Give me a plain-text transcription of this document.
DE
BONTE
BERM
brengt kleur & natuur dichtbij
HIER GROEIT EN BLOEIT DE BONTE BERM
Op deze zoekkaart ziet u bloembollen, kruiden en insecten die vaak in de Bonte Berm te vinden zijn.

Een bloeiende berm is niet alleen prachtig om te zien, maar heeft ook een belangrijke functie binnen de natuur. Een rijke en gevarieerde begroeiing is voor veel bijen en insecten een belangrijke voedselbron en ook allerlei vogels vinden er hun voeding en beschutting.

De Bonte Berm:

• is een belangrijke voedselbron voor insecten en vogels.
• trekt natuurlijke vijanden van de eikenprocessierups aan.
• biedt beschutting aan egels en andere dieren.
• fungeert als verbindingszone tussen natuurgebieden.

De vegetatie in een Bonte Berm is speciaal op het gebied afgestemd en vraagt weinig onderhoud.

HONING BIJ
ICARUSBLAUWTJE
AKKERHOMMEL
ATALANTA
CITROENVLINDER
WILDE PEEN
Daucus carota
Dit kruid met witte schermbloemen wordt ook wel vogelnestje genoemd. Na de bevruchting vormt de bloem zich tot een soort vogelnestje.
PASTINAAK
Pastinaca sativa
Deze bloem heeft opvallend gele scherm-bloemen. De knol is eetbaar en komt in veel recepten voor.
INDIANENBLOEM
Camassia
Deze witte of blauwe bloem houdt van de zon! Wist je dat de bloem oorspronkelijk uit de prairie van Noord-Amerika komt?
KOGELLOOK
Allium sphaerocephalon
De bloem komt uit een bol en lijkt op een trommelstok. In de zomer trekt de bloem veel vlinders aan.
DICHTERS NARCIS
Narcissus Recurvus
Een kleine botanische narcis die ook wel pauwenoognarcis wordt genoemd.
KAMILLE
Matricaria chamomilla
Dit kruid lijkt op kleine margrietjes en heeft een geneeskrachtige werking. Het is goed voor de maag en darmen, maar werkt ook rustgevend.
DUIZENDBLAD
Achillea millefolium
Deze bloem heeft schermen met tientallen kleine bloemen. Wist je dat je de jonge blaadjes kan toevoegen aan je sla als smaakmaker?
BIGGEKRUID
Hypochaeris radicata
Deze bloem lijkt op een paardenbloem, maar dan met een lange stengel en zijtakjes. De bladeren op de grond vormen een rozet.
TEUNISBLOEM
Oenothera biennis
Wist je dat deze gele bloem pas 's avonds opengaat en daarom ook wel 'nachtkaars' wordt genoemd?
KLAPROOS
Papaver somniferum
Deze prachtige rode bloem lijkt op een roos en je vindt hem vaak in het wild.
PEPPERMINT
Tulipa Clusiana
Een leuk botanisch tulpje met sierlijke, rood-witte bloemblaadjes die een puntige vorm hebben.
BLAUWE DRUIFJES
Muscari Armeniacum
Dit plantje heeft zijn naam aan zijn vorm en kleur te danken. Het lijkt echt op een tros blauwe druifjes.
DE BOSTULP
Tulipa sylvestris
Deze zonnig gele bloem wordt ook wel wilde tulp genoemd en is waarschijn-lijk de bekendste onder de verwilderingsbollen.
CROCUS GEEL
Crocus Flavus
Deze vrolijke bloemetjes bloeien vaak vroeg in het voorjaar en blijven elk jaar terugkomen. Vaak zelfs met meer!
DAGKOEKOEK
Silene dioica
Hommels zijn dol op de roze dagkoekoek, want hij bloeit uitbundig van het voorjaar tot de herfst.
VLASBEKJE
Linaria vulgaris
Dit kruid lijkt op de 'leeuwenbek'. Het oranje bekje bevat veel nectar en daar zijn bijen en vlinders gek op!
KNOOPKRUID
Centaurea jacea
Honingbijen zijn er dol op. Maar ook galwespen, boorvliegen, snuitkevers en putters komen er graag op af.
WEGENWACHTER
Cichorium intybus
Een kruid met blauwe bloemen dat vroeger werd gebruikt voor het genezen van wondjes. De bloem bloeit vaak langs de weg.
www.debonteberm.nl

=======

:: Stated task ::
Return every line above that contains the word "kleur".

:: Correct response ::
brengt kleur & natuur dichtbij
Dit plantje heeft zijn naam aan zijn vorm en kleur te danken. Het lijkt echt op een tros blauwe druifjes.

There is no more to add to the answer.